» **Dataset rows**:
□ □ □
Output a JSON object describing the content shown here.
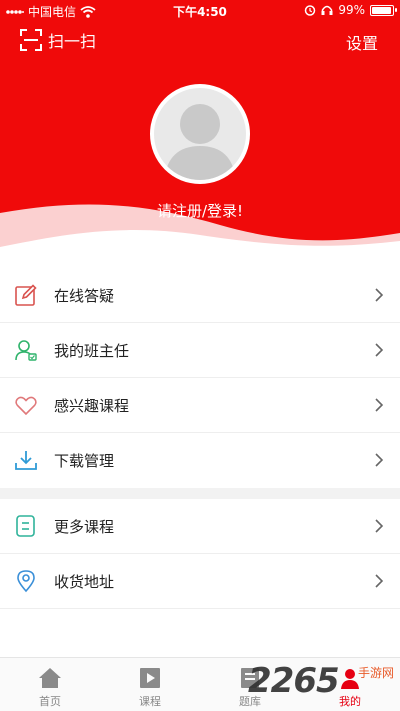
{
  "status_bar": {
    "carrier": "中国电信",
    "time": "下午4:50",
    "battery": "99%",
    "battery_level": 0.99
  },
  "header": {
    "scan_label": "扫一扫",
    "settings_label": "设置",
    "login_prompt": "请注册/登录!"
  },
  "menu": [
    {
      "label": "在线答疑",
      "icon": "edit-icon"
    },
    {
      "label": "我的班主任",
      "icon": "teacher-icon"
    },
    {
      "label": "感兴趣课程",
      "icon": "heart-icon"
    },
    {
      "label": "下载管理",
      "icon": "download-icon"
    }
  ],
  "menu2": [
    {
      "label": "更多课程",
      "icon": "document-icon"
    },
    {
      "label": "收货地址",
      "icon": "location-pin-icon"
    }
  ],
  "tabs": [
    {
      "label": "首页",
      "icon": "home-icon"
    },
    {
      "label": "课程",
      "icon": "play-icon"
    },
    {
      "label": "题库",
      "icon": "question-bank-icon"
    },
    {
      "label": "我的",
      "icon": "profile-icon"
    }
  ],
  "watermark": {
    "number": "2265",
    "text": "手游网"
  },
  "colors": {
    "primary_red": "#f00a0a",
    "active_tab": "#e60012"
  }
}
□ □ □
» **WRITTEN PROBLEM**: Write out every line of the preceding listing that contains "icon".

» **EXPECTED ANSWER**:
      "icon": "edit-icon"
      "icon": "teacher-icon"
      "icon": "heart-icon"
      "icon": "download-icon"
      "icon": "document-icon"
      "icon": "location-pin-icon"
      "icon": "home-icon"
      "icon": "play-icon"
      "icon": "question-bank-icon"
      "icon": "profile-icon"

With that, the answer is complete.